# [WORK TO BE COMPLETED]
Transcribe the records below verbatim, from the line with "Patent image size: (1279, 956)." up to and including the line with "The air bearing feature 536 is at (785, 356).".

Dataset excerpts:
((

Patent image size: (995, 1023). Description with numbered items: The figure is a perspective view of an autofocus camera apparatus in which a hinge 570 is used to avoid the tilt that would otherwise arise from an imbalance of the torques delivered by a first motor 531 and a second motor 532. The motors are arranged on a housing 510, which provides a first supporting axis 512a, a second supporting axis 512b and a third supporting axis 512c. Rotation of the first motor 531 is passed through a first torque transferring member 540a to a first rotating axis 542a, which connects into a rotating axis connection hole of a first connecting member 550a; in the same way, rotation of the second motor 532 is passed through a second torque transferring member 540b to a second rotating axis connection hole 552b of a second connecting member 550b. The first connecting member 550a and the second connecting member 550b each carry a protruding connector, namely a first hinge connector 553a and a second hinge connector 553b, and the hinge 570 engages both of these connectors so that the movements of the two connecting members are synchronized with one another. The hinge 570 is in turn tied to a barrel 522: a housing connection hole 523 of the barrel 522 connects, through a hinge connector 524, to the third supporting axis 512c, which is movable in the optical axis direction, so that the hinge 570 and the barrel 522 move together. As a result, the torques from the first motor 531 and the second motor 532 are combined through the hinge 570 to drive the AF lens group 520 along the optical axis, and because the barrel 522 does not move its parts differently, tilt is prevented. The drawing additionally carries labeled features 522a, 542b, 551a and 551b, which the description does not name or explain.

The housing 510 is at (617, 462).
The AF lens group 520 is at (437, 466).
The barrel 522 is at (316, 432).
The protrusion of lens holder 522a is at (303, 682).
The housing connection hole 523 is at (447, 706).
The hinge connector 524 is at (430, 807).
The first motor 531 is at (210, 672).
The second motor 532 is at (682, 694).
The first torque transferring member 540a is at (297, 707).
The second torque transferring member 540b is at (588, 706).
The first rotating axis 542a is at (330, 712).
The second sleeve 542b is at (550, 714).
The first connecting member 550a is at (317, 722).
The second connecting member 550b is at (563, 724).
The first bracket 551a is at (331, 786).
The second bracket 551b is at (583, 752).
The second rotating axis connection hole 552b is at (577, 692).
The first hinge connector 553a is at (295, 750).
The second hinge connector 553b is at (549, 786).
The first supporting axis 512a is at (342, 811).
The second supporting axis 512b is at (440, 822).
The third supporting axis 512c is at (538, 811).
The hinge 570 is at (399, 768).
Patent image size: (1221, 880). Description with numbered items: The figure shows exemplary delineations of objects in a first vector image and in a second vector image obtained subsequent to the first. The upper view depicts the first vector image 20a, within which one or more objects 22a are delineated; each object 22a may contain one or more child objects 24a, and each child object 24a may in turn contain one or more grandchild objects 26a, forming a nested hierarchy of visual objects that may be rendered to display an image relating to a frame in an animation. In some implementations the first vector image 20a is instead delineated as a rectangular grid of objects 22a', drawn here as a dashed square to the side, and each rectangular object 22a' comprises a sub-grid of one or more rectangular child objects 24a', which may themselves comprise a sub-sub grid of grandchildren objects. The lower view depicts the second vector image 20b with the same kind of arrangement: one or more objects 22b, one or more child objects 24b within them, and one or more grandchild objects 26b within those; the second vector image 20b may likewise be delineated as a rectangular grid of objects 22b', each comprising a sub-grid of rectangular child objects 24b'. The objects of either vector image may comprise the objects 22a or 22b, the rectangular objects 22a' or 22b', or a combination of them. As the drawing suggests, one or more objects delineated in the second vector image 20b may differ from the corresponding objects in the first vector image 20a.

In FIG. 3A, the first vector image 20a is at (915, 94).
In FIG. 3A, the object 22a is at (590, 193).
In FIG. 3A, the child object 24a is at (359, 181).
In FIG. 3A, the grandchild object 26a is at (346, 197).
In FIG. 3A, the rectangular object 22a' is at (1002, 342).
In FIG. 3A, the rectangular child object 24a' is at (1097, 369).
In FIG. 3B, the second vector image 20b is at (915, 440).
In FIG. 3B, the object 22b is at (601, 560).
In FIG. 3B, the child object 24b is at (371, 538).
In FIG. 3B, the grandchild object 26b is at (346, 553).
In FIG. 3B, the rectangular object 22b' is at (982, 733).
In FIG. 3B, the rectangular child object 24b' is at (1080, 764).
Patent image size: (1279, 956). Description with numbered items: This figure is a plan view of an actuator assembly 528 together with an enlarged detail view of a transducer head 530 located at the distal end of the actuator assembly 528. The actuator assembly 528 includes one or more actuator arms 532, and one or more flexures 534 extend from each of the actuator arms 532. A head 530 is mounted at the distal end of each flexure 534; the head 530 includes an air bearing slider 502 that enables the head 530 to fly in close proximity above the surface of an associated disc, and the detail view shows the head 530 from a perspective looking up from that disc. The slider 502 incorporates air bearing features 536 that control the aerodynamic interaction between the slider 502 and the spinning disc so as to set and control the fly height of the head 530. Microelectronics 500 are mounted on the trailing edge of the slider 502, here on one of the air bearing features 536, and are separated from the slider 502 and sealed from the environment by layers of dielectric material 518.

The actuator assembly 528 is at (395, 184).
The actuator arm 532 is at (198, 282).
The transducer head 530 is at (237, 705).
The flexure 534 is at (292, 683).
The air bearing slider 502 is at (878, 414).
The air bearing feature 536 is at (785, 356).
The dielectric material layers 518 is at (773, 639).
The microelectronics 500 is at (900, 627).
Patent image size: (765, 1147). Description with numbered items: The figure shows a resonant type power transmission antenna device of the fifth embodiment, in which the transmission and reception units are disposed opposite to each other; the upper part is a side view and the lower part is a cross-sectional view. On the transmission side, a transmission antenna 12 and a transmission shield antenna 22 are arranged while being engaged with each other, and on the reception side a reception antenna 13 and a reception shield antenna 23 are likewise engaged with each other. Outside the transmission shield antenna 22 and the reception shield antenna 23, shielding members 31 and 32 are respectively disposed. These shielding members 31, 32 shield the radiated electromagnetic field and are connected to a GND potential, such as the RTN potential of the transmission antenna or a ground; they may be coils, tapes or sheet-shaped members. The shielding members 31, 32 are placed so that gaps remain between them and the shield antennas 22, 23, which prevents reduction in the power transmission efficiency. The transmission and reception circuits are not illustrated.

))

# [SOLUTION BELOW]
Patent image size: (1279, 956). Description with numbered items: This figure is a plan view of an actuator assembly 528 together with an enlarged detail view of a transducer head 530 located at the distal end of the actuator assembly 528. The actuator assembly 528 includes one or more actuator arms 532, and one or more flexures 534 extend from each of the actuator arms 532. A head 530 is mounted at the distal end of each flexure 534; the head 530 includes an air bearing slider 502 that enables the head 530 to fly in close proximity above the surface of an associated disc, and the detail view shows the head 530 from a perspective looking up from that disc. The slider 502 incorporates air bearing features 536 that control the aerodynamic interaction between the slider 502 and the spinning disc so as to set and control the fly height of the head 530. Microelectronics 500 are mounted on the trailing edge of the slider 502, here on one of the air bearing features 536, and are separated from the slider 502 and sealed from the environment by layers of dielectric material 518.

The actuator assembly 528 is at (395, 184).
The actuator arm 532 is at (198, 282).
The transducer head 530 is at (237, 705).
The flexure 534 is at (292, 683).
The air bearing slider 502 is at (878, 414).
The air bearing feature 536 is at (785, 356).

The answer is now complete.